Written instruction> Word for word, restate every line of the listing that follows.

---- Supplied material

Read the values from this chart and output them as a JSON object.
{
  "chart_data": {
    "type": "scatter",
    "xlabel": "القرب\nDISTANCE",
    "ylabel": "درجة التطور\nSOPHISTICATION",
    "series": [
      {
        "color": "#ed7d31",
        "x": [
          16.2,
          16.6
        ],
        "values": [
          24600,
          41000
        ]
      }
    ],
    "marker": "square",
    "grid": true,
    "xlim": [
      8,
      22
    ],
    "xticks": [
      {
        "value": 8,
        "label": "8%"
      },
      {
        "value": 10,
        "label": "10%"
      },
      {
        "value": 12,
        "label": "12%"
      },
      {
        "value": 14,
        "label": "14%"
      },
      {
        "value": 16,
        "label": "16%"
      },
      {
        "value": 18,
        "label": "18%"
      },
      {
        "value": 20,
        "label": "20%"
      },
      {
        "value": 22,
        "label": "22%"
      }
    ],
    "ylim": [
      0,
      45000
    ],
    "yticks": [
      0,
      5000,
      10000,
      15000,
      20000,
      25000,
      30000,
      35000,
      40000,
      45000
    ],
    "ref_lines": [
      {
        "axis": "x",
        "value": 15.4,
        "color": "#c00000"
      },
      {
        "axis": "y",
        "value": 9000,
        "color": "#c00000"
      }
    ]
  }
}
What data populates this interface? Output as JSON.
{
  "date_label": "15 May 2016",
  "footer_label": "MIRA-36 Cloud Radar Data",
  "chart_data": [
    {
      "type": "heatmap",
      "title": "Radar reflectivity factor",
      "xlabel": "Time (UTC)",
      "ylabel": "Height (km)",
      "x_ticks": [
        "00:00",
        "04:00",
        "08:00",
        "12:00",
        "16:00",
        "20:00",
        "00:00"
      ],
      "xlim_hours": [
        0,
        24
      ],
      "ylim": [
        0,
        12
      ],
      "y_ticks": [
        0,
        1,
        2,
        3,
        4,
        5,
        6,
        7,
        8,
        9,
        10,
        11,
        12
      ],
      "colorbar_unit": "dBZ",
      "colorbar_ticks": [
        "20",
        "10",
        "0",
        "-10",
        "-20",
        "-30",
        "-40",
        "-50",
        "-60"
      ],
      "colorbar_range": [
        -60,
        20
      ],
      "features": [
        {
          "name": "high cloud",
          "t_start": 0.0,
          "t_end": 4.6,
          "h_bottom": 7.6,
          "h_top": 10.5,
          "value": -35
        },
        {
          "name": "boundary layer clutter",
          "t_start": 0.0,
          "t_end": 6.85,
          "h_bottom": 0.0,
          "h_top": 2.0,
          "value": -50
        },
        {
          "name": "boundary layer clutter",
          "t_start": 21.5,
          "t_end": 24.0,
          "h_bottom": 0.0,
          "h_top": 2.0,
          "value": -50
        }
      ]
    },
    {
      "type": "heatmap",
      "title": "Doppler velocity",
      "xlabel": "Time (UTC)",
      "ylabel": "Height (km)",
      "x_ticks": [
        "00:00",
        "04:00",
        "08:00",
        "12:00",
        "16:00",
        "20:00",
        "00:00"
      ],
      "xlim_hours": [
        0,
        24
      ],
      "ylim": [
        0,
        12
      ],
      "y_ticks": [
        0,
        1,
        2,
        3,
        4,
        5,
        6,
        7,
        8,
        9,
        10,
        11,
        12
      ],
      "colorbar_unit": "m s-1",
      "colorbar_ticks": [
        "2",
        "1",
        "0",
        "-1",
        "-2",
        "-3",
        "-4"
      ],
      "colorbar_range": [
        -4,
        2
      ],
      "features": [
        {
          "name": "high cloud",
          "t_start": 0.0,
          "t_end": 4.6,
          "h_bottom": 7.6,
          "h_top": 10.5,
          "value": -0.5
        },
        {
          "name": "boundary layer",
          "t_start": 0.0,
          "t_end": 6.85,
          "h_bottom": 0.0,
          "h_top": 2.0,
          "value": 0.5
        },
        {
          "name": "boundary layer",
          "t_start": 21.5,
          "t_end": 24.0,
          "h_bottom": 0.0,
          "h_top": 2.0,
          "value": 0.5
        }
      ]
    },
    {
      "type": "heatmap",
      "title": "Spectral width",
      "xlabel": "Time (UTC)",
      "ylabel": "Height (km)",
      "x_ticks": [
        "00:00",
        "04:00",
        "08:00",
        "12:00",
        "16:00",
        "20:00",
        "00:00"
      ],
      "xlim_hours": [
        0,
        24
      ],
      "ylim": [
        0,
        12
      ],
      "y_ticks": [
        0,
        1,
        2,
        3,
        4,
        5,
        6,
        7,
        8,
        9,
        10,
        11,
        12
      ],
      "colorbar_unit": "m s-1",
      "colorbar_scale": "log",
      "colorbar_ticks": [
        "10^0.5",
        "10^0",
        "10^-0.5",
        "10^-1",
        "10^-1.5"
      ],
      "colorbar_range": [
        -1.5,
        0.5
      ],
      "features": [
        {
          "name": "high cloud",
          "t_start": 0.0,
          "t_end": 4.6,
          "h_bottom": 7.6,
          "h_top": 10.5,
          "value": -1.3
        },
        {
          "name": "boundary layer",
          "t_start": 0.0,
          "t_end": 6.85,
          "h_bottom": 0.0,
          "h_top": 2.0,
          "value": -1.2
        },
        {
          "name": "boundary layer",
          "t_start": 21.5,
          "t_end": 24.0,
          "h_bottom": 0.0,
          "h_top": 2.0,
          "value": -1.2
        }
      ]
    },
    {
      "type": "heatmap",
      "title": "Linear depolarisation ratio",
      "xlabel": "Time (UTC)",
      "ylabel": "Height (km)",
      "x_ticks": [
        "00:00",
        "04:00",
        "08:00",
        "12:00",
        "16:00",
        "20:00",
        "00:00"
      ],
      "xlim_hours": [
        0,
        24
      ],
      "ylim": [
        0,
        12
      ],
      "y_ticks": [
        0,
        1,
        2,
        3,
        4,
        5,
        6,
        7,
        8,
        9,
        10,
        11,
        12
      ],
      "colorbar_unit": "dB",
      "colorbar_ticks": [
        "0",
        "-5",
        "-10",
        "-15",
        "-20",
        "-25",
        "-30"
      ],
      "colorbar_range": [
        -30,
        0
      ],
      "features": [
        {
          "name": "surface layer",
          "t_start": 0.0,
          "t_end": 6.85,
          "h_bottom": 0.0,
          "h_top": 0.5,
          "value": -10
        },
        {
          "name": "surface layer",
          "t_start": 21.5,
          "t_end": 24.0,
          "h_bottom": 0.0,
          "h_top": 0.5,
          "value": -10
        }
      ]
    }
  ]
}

--------

Exercise solution>
Read the values from this chart and output them as a JSON object.
{
  "chart_data": {
    "type": "scatter",
    "xlabel": "القرب\nDISTANCE",
    "ylabel": "درجة التطور\nSOPHISTICATION",
    "series": [
      {
        "color": "#ed7d31",
        "x": [
          16.2,
          16.6
        ],
        "values": [
          24600,
          41000
        ]
      }
    ],
    "marker": "square",
    "grid": true,
    "xlim": [
      8,
      22
    ],
    "xticks": [
      {
        "value": 8,
        "label": "8%"
      },
      {
        "value": 10,
        "label": "10%"
      },
      {
        "value": 12,
        "label": "12%"
      },
      {
        "value": 14,
        "label": "14%"
      },
      {
        "value": 16,
        "label": "16%"
      },
      {
        "value": 18,
        "label": "18%"
      },
      {
        "value": 20,
        "label": "20%"
      },
      {
        "value": 22,
        "label": "22%"
      }
    ],
    "ylim": [
      0,
      45000
    ],
    "yticks": [
      0,
      5000,
      10000,
      15000,
      20000,
      25000,
      30000,
      35000,
      40000,
      45000
    ],
    "ref_lines": [
      {
        "axis": "x",
        "value": 15.4,
        "color": "#c00000"
      },
      {
        "axis": "y",
        "value": 9000,
        "color": "#c00000"
      }
    ]
  }
}
What data populates this interface? Output as JSON.
{
  "date_label": "15 May 2016",
  "footer_label": "MIRA-36 Cloud Radar Data",
  "chart_data": [
    {
      "type": "heatmap",
      "title": "Radar reflectivity factor",
      "xlabel": "Time (UTC)",
      "ylabel": "Height (km)",
      "x_ticks": [
        "00:00",
        "04:00",
        "08:00",
        "12:00",
        "16:00",
        "20:00",
        "00:00"
      ],
      "xlim_hours": [
        0,
        24
      ],
      "ylim": [
        0,
        12
      ],
      "y_ticks": [
        0,
        1,
        2,
        3,
        4,
        5,
        6,
        7,
        8,
        9,
        10,
        11,
        12
      ],
      "colorbar_unit": "dBZ",
      "colorbar_ticks": [
        "20",
        "10",
        "0",
        "-10",
        "-20",
        "-30",
        "-40",
        "-50",
        "-60"
      ],
      "colorbar_range": [
        -60,
        20
      ],
      "features": [
        {
          "name": "high cloud",
          "t_start": 0.0,
          "t_end": 4.6,
          "h_bottom": 7.6,
          "h_top": 10.5,
          "value": -35
        },
        {
          "name": "boundary layer clutter",
          "t_start": 0.0,
          "t_end": 6.85,
          "h_bottom": 0.0,
          "h_top": 2.0,
          "value": -50
        },
        {
          "name": "boundary layer clutter",
          "t_start": 21.5,
          "t_end": 24.0,
          "h_bottom": 0.0,
          "h_top": 2.0,
          "value": -50
        }
      ]
    },
    {
      "type": "heatmap",
      "title": "Doppler velocity",
      "xlabel": "Time (UTC)",
      "ylabel": "Height (km)",
      "x_ticks": [
        "00:00",
        "04:00",
        "08:00",
        "12:00",
        "16:00",
        "20:00",
        "00:00"
      ],
      "xlim_hours": [
        0,
        24
      ],
      "ylim": [
        0,
        12
      ],
      "y_ticks": [
        0,
        1,
        2,
        3,
        4,
        5,
        6,
        7,
        8,
        9,
        10,
        11,
        12
      ],
      "colorbar_unit": "m s-1",
      "colorbar_ticks": [
        "2",
        "1",
        "0",
        "-1",
        "-2",
        "-3",
        "-4"
      ],
      "colorbar_range": [
        -4,
        2
      ],
      "features": [
        {
          "name": "high cloud",
          "t_start": 0.0,
          "t_end": 4.6,
          "h_bottom": 7.6,
          "h_top": 10.5,
          "value": -0.5
        },
        {
          "name": "boundary layer",
          "t_start": 0.0,
          "t_end": 6.85,
          "h_bottom": 0.0,
          "h_top": 2.0,
          "value": 0.5
        },
        {
          "name": "boundary layer",
          "t_start": 21.5,
          "t_end": 24.0,
          "h_bottom": 0.0,
          "h_top": 2.0,
          "value": 0.5
        }
      ]
    },
    {
      "type": "heatmap",
      "title": "Spectral width",
      "xlabel": "Time (UTC)",
      "ylabel": "Height (km)",
      "x_ticks": [
        "00:00",
        "04:00",
        "08:00",
        "12:00",
        "16:00",
        "20:00",
        "00:00"
      ],
      "xlim_hours": [
        0,
        24
      ],
      "ylim": [
        0,
        12
      ],
      "y_ticks": [
        0,
        1,
        2,
        3,
        4,
        5,
        6,
        7,
        8,
        9,
        10,
        11,
        12
      ],
      "colorbar_unit": "m s-1",
      "colorbar_scale": "log",
      "colorbar_ticks": [
        "10^0.5",
        "10^0",
        "10^-0.5",
        "10^-1",
        "10^-1.5"
      ],
      "colorbar_range": [
        -1.5,
        0.5
      ],
      "features": [
        {
          "name": "high cloud",
          "t_start": 0.0,
          "t_end": 4.6,
          "h_bottom": 7.6,
          "h_top": 10.5,
          "value": -1.3
        },
        {
          "name": "boundary layer",
          "t_start": 0.0,
          "t_end": 6.85,
          "h_bottom": 0.0,
          "h_top": 2.0,
          "value": -1.2
        },
        {
          "name": "boundary layer",
          "t_start": 21.5,
          "t_end": 24.0,
          "h_bottom": 0.0,
          "h_top": 2.0,
          "value": -1.2
        }
      ]
    },
    {
      "type": "heatmap",
      "title": "Linear depolarisation ratio",
      "xlabel": "Time (UTC)",
      "ylabel": "Height (km)",
      "x_ticks": [
        "00:00",
        "04:00",
        "08:00",
        "12:00",
        "16:00",
        "20:00",
        "00:00"
      ],
      "xlim_hours": [
        0,
        24
      ],
      "ylim": [
        0,
        12
      ],
      "y_ticks": [
        0,
        1,
        2,
        3,
        4,
        5,
        6,
        7,
        8,
        9,
        10,
        11,
        12
      ],
      "colorbar_unit": "dB",
      "colorbar_ticks": [
        "0",
        "-5",
        "-10",
        "-15",
        "-20",
        "-25",
        "-30"
      ],
      "colorbar_range": [
        -30,
        0
      ],
      "features": [
        {
          "name": "surface layer",
          "t_start": 0.0,
          "t_end": 6.85,
          "h_bottom": 0.0,
          "h_top": 0.5,
          "value": -10
        },
        {
          "name": "surface layer",
          "t_start": 21.5,
          "t_end": 24.0,
          "h_bottom": 0.0,
          "h_top": 0.5,
          "value": -10
        }
      ]
    }
  ]
}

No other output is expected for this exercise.